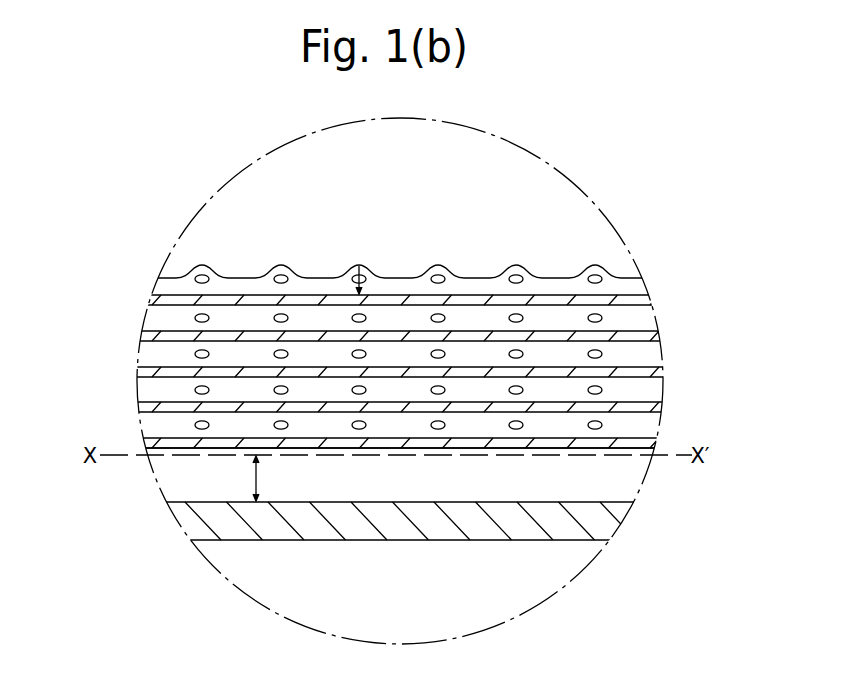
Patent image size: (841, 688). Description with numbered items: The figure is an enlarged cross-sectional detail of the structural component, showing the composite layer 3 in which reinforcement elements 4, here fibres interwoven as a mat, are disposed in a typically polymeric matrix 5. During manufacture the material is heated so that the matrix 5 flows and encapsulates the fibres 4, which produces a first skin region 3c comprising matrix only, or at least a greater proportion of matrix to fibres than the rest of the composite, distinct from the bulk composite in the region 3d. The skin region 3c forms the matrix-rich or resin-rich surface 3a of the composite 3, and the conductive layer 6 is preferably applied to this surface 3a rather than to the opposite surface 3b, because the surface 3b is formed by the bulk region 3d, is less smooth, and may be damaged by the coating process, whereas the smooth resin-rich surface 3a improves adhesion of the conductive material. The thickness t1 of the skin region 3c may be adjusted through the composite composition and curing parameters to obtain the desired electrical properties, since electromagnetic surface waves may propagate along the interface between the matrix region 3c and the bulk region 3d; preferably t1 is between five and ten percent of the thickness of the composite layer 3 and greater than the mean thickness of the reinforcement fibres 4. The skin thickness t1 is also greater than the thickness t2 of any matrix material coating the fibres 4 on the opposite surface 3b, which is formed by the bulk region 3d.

The composite layer 3 is at (76, 265).
The matrix-rich surface 3a is at (198, 502).
The opposite surface 3b is at (559, 277).
The first skin region 3c is at (131, 461).
The bulk region 3d is at (131, 265).
The reinforcement elements 4 is at (651, 334).
The matrix 5 is at (618, 478).
The conductive layer 6 is at (597, 524).
The thickness of the skin region t1 is at (255, 476).
The thickness of matrix material coating the fibres t2 is at (359, 262).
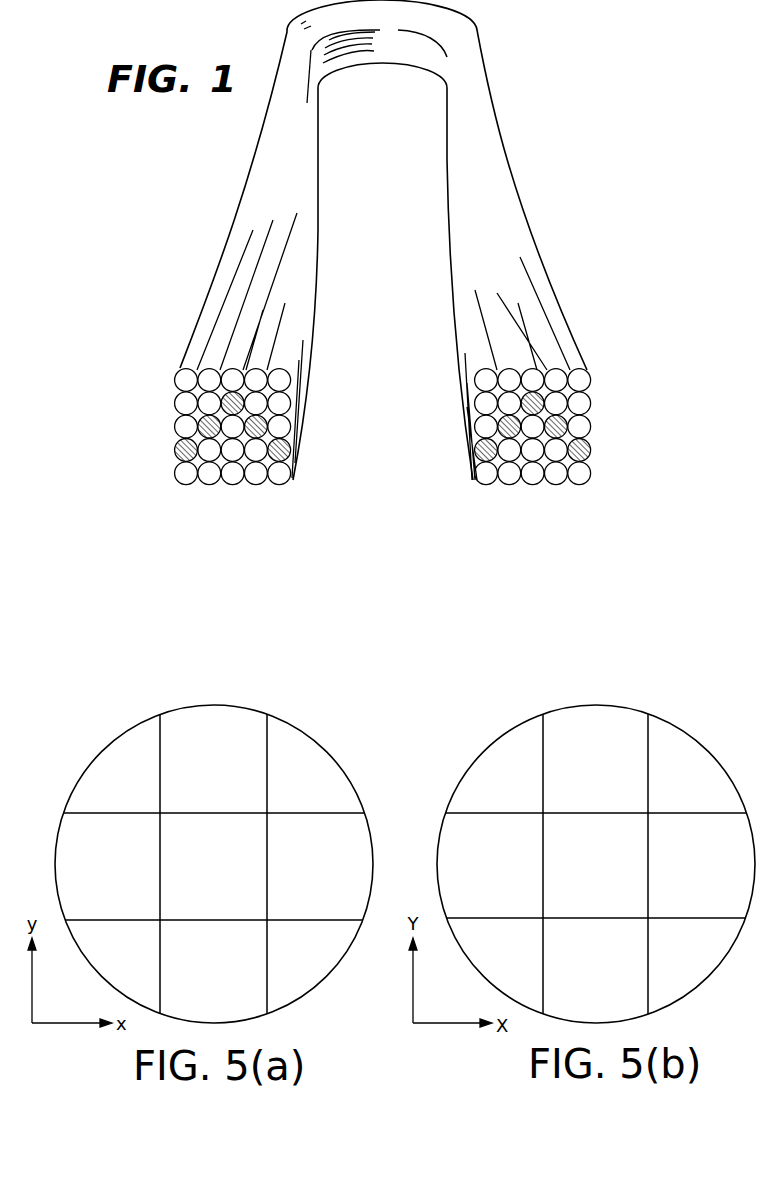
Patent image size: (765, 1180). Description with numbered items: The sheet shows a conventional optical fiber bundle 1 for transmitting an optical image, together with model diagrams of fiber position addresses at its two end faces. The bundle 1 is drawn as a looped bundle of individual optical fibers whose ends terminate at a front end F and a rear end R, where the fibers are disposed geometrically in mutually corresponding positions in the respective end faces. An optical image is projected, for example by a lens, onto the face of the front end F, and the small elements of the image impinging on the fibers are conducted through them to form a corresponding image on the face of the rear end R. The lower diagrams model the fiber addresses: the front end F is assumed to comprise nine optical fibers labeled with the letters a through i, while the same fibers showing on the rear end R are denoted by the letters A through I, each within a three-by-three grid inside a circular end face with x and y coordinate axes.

In FIG. 1, the optical fiber bundle 1 is at (485, 66).
In FIG. 1, the front end of the optical fiber bundle F is at (300, 492).
The front end of the optical fiber bundle F is at (245, 706).
In FIG. 1, the rear end of the optical fiber bundle R is at (468, 492).
The rear end of the optical fiber bundle R is at (630, 707).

=-=-=-=-=

> **JOB**
Copy out all of the lines above with "magnified" substituted for "enlarged" wherever it occurs and nothing else altered, omitting the pictures.

> **FINAL RESULT**
Patent image size: (841, 688). Description with numbered items: The figure is an magnified cross-sectional detail of the structural component, showing the composite layer 3 in which reinforcement elements 4, here fibres interwoven as a mat, are disposed in a typically polymeric matrix 5. During manufacture the material is heated so that the matrix 5 flows and encapsulates the fibres 4, which produces a first skin region 3c comprising matrix only, or at least a greater proportion of matrix to fibres than the rest of the composite, distinct from the bulk composite in the region 3d. The skin region 3c forms the matrix-rich or resin-rich surface 3a of the composite 3, and the conductive layer 6 is preferably applied to this surface 3a rather than to the opposite surface 3b, because the surface 3b is formed by the bulk region 3d, is less smooth, and may be damaged by the coating process, whereas the smooth resin-rich surface 3a improves adhesion of the conductive material. The thickness t1 of the skin region 3c may be adjusted through the composite composition and curing parameters to obtain the desired electrical properties, since electromagnetic surface waves may propagate along the interface between the matrix region 3c and the bulk region 3d; preferably t1 is between five and ten percent of the thickness of the composite layer 3 and greater than the mean thickness of the reinforcement fibres 4. The skin thickness t1 is also greater than the thickness t2 of any matrix material coating the fibres 4 on the opposite surface 3b, which is formed by the bulk region 3d.

The composite layer 3 is at (76, 265).
The matrix-rich surface 3a is at (198, 502).
The opposite surface 3b is at (559, 277).
The first skin region 3c is at (131, 461).
The bulk region 3d is at (131, 265).
The reinforcement elements 4 is at (651, 334).
The matrix 5 is at (618, 478).
The conductive layer 6 is at (597, 524).
The thickness of the skin region t1 is at (255, 476).
The thickness of matrix material coating the fibres t2 is at (359, 262).
Patent image size: (765, 1180). Description with numbered items: The sheet shows a conventional optical fiber bundle 1 for transmitting an optical image, together with model diagrams of fiber position addresses at its two end faces. The bundle 1 is drawn as a looped bundle of individual optical fibers whose ends terminate at a front end F and a rear end R, where the fibers are disposed geometrically in mutually corresponding positions in the respective end faces. An optical image is projected, for example by a lens, onto the face of the front end F, and the small elements of the image impinging on the fibers are conducted through them to form a corresponding image on the face of the rear end R. The lower diagrams model the fiber addresses: the front end F is assumed to comprise nine optical fibers labeled with the letters a through i, while the same fibers showing on the rear end R are denoted by the letters A through I, each within a three-by-three grid inside a circular end face with x and y coordinate axes.

In FIG. 1, the optical fiber bundle 1 is at (485, 66).
In FIG. 1, the front end of the optical fiber bundle F is at (300, 492).
The front end of the optical fiber bundle F is at (245, 706).
In FIG. 1, the rear end of the optical fiber bundle R is at (468, 492).
The rear end of the optical fiber bundle R is at (630, 707).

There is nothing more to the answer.